[Begin Data for the task]
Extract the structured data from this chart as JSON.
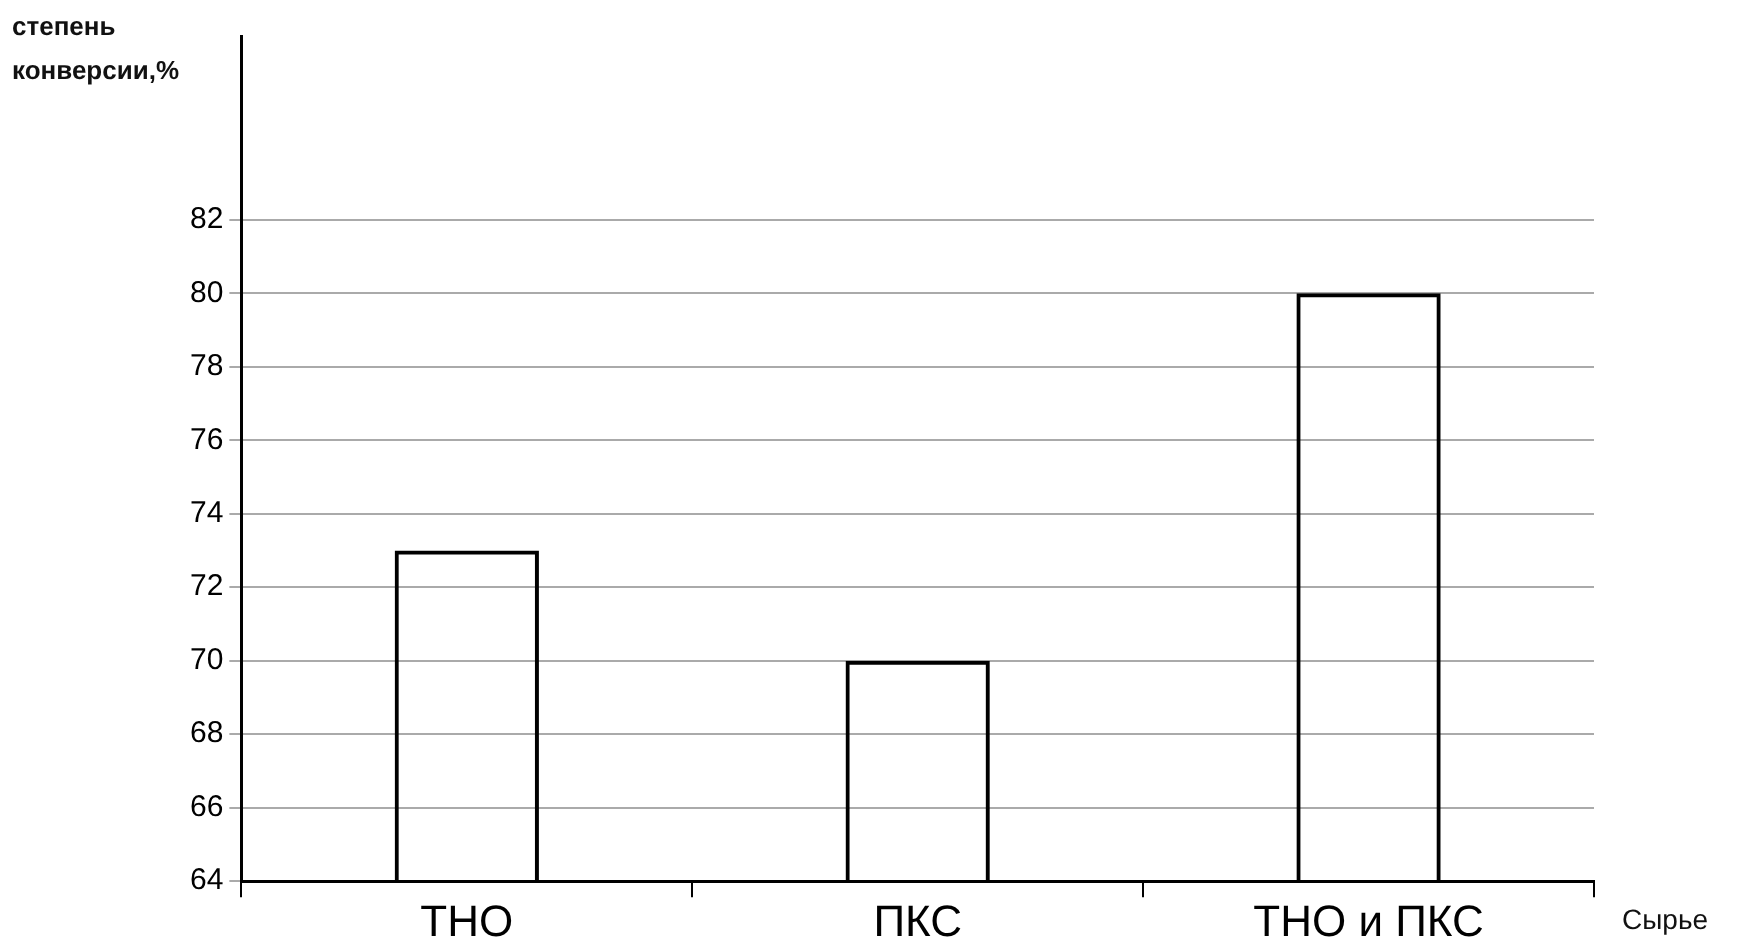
{
  "chart_data": {
    "type": "bar",
    "ylabel": "степень конверсии,%",
    "xlabel": "Сырье",
    "categories": [
      "ТНО",
      "ПКС",
      "ТНО и ПКС"
    ],
    "values": [
      73,
      70,
      80
    ],
    "color": "#000000",
    "ylim": [
      64,
      87
    ],
    "yticks": [
      64,
      66,
      68,
      70,
      72,
      74,
      76,
      78,
      80,
      82
    ],
    "grid": "y",
    "legend": false
  }
}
[End Data for the task]
Short exercise:
Repeat each entry precisely as it appears. Leave the pictures out.

Finished task:
Extract the structured data from this chart as JSON.
{
  "chart_data": {
    "type": "bar",
    "ylabel": "степень конверсии,%",
    "xlabel": "Сырье",
    "categories": [
      "ТНО",
      "ПКС",
      "ТНО и ПКС"
    ],
    "values": [
      73,
      70,
      80
    ],
    "color": "#000000",
    "ylim": [
      64,
      87
    ],
    "yticks": [
      64,
      66,
      68,
      70,
      72,
      74,
      76,
      78,
      80,
      82
    ],
    "grid": "y",
    "legend": false
  }
}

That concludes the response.